**Task directions**.
Repeat the records below exactly, leaving out any pictures.

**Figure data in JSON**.

-------

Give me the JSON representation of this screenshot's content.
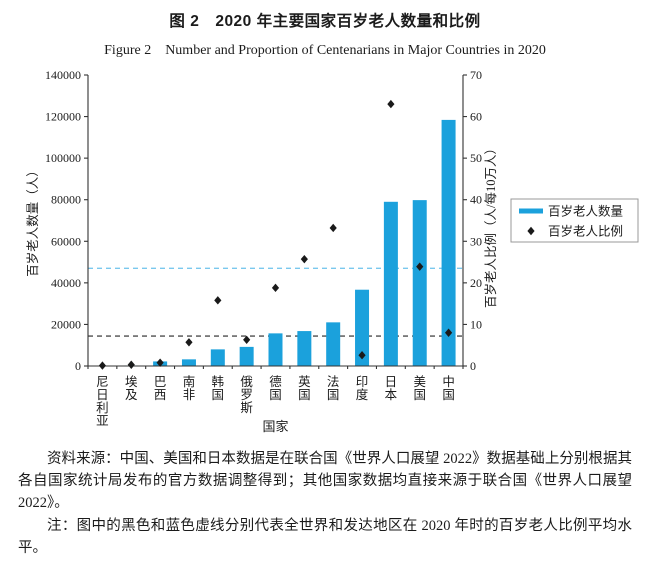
{
  "header": {
    "title_zh": "图 2　2020 年主要国家百岁老人数量和比例",
    "title_en": "Figure 2　Number and Proportion of Centenarians in Major Countries in 2020"
  },
  "chart_data": {
    "type": "bar",
    "title": "2020 年主要国家百岁老人数量和比例",
    "categories": [
      "尼日利亚",
      "埃及",
      "巴西",
      "南非",
      "韩国",
      "俄罗斯",
      "德国",
      "英国",
      "法国",
      "印度",
      "日本",
      "美国",
      "中国"
    ],
    "series": [
      {
        "name": "百岁老人数量",
        "type": "bar",
        "axis": "left",
        "color": "#1ba1dc",
        "values": [
          80,
          250,
          2200,
          3200,
          8000,
          9200,
          15700,
          16800,
          21000,
          36700,
          79000,
          79800,
          118400
        ]
      },
      {
        "name": "百岁老人比例",
        "type": "scatter",
        "marker": "diamond",
        "axis": "right",
        "color": "#1a1a1a",
        "values": [
          0.1,
          0.3,
          0.8,
          5.7,
          15.8,
          6.3,
          18.8,
          25.7,
          33.2,
          2.6,
          63,
          23.9,
          8
        ]
      }
    ],
    "reference_lines": [
      {
        "name": "全世界百岁老人比例平均水平",
        "axis": "right",
        "value": 7.2,
        "color": "#4d4d4d",
        "style": "dashed"
      },
      {
        "name": "发达地区百岁老人比例平均水平",
        "axis": "right",
        "value": 23.5,
        "color": "#7ac8ee",
        "style": "dashed"
      }
    ],
    "axes": {
      "left": {
        "label": "百岁老人数量（人）",
        "min": 0,
        "max": 140000,
        "step": 20000
      },
      "right": {
        "label": "百岁老人比例（人/每10万人）",
        "min": 0,
        "max": 70,
        "step": 10
      },
      "x": {
        "label": "国家"
      }
    },
    "legend": {
      "position": "right",
      "items": [
        "百岁老人数量",
        "百岁老人比例"
      ]
    }
  },
  "footer": {
    "source": "资料来源：中国、美国和日本数据是在联合国《世界人口展望 2022》数据基础上分别根据其各自国家统计局发布的官方数据调整得到；其他国家数据均直接来源于联合国《世界人口展望 2022》。",
    "note": "注：图中的黑色和蓝色虚线分别代表全世界和发达地区在 2020 年时的百岁老人比例平均水平。"
  }
}
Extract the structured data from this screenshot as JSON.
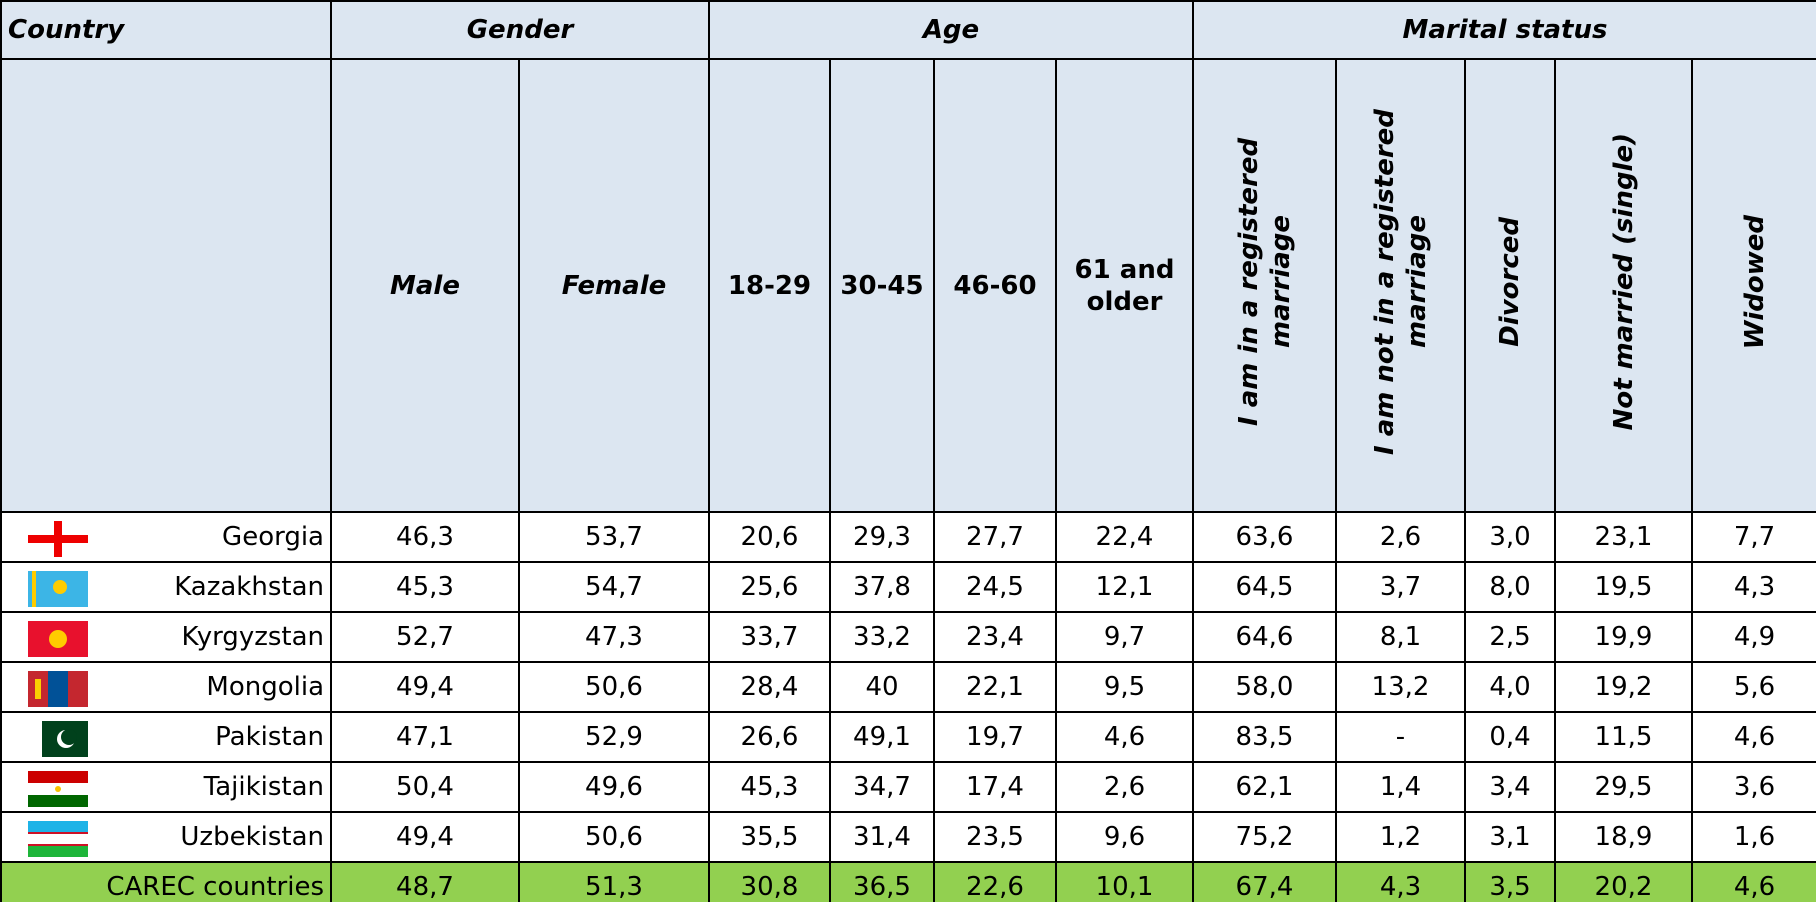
{
  "table": {
    "groups": [
      "Country",
      "Gender",
      "Age",
      "Marital status"
    ],
    "columns": [
      "Male",
      "Female",
      "18-29",
      "30-45",
      "46-60",
      "61 and older",
      "I am in a registered marriage",
      "I am not in a registered marriage",
      "Divorced",
      "Not married (single)",
      "Widowed"
    ],
    "rows": [
      {
        "country": "Georgia",
        "cells": [
          "46,3",
          "53,7",
          "20,6",
          "29,3",
          "27,7",
          "22,4",
          "63,6",
          "2,6",
          "3,0",
          "23,1",
          "7,7"
        ]
      },
      {
        "country": "Kazakhstan",
        "cells": [
          "45,3",
          "54,7",
          "25,6",
          "37,8",
          "24,5",
          "12,1",
          "64,5",
          "3,7",
          "8,0",
          "19,5",
          "4,3"
        ]
      },
      {
        "country": "Kyrgyzstan",
        "cells": [
          "52,7",
          "47,3",
          "33,7",
          "33,2",
          "23,4",
          "9,7",
          "64,6",
          "8,1",
          "2,5",
          "19,9",
          "4,9"
        ]
      },
      {
        "country": "Mongolia",
        "cells": [
          "49,4",
          "50,6",
          "28,4",
          "40",
          "22,1",
          "9,5",
          "58,0",
          "13,2",
          "4,0",
          "19,2",
          "5,6"
        ]
      },
      {
        "country": "Pakistan",
        "cells": [
          "47,1",
          "52,9",
          "26,6",
          "49,1",
          "19,7",
          "4,6",
          "83,5",
          "-",
          "0,4",
          "11,5",
          "4,6"
        ]
      },
      {
        "country": "Tajikistan",
        "cells": [
          "50,4",
          "49,6",
          "45,3",
          "34,7",
          "17,4",
          "2,6",
          "62,1",
          "1,4",
          "3,4",
          "29,5",
          "3,6"
        ]
      },
      {
        "country": "Uzbekistan",
        "cells": [
          "49,4",
          "50,6",
          "35,5",
          "31,4",
          "23,5",
          "9,6",
          "75,2",
          "1,2",
          "3,1",
          "18,9",
          "1,6"
        ]
      }
    ],
    "total": {
      "country": "CAREC countries",
      "cells": [
        "48,7",
        "51,3",
        "30,8",
        "36,5",
        "22,6",
        "10,1",
        "67,4",
        "4,3",
        "3,5",
        "20,2",
        "4,6"
      ]
    }
  }
}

-------

**Result of this exercise**.
Give me the JSON representation of this screenshot's content.
{
  "header": {
    "title_zh": "图 2　2020 年主要国家百岁老人数量和比例",
    "title_en": "Figure 2　Number and Proportion of Centenarians in Major Countries in 2020"
  },
  "chart_data": {
    "type": "bar",
    "title": "2020 年主要国家百岁老人数量和比例",
    "categories": [
      "尼日利亚",
      "埃及",
      "巴西",
      "南非",
      "韩国",
      "俄罗斯",
      "德国",
      "英国",
      "法国",
      "印度",
      "日本",
      "美国",
      "中国"
    ],
    "series": [
      {
        "name": "百岁老人数量",
        "type": "bar",
        "axis": "left",
        "color": "#1ba1dc",
        "values": [
          80,
          250,
          2200,
          3200,
          8000,
          9200,
          15700,
          16800,
          21000,
          36700,
          79000,
          79800,
          118400
        ]
      },
      {
        "name": "百岁老人比例",
        "type": "scatter",
        "marker": "diamond",
        "axis": "right",
        "color": "#1a1a1a",
        "values": [
          0.1,
          0.3,
          0.8,
          5.7,
          15.8,
          6.3,
          18.8,
          25.7,
          33.2,
          2.6,
          63,
          23.9,
          8
        ]
      }
    ],
    "reference_lines": [
      {
        "name": "全世界百岁老人比例平均水平",
        "axis": "right",
        "value": 7.2,
        "color": "#4d4d4d",
        "style": "dashed"
      },
      {
        "name": "发达地区百岁老人比例平均水平",
        "axis": "right",
        "value": 23.5,
        "color": "#7ac8ee",
        "style": "dashed"
      }
    ],
    "axes": {
      "left": {
        "label": "百岁老人数量（人）",
        "min": 0,
        "max": 140000,
        "step": 20000
      },
      "right": {
        "label": "百岁老人比例（人/每10万人）",
        "min": 0,
        "max": 70,
        "step": 10
      },
      "x": {
        "label": "国家"
      }
    },
    "legend": {
      "position": "right",
      "items": [
        "百岁老人数量",
        "百岁老人比例"
      ]
    }
  },
  "footer": {
    "source": "资料来源：中国、美国和日本数据是在联合国《世界人口展望 2022》数据基础上分别根据其各自国家统计局发布的官方数据调整得到；其他国家数据均直接来源于联合国《世界人口展望 2022》。",
    "note": "注：图中的黑色和蓝色虚线分别代表全世界和发达地区在 2020 年时的百岁老人比例平均水平。"
  }
}
Extract the structured data from this screenshot as JSON.
{
  "table": {
    "groups": [
      "Country",
      "Gender",
      "Age",
      "Marital status"
    ],
    "columns": [
      "Male",
      "Female",
      "18-29",
      "30-45",
      "46-60",
      "61 and older",
      "I am in a registered marriage",
      "I am not in a registered marriage",
      "Divorced",
      "Not married (single)",
      "Widowed"
    ],
    "rows": [
      {
        "country": "Georgia",
        "cells": [
          "46,3",
          "53,7",
          "20,6",
          "29,3",
          "27,7",
          "22,4",
          "63,6",
          "2,6",
          "3,0",
          "23,1",
          "7,7"
        ]
      },
      {
        "country": "Kazakhstan",
        "cells": [
          "45,3",
          "54,7",
          "25,6",
          "37,8",
          "24,5",
          "12,1",
          "64,5",
          "3,7",
          "8,0",
          "19,5",
          "4,3"
        ]
      },
      {
        "country": "Kyrgyzstan",
        "cells": [
          "52,7",
          "47,3",
          "33,7",
          "33,2",
          "23,4",
          "9,7",
          "64,6",
          "8,1",
          "2,5",
          "19,9",
          "4,9"
        ]
      },
      {
        "country": "Mongolia",
        "cells": [
          "49,4",
          "50,6",
          "28,4",
          "40",
          "22,1",
          "9,5",
          "58,0",
          "13,2",
          "4,0",
          "19,2",
          "5,6"
        ]
      },
      {
        "country": "Pakistan",
        "cells": [
          "47,1",
          "52,9",
          "26,6",
          "49,1",
          "19,7",
          "4,6",
          "83,5",
          "-",
          "0,4",
          "11,5",
          "4,6"
        ]
      },
      {
        "country": "Tajikistan",
        "cells": [
          "50,4",
          "49,6",
          "45,3",
          "34,7",
          "17,4",
          "2,6",
          "62,1",
          "1,4",
          "3,4",
          "29,5",
          "3,6"
        ]
      },
      {
        "country": "Uzbekistan",
        "cells": [
          "49,4",
          "50,6",
          "35,5",
          "31,4",
          "23,5",
          "9,6",
          "75,2",
          "1,2",
          "3,1",
          "18,9",
          "1,6"
        ]
      }
    ],
    "total": {
      "country": "CAREC countries",
      "cells": [
        "48,7",
        "51,3",
        "30,8",
        "36,5",
        "22,6",
        "10,1",
        "67,4",
        "4,3",
        "3,5",
        "20,2",
        "4,6"
      ]
    }
  }
}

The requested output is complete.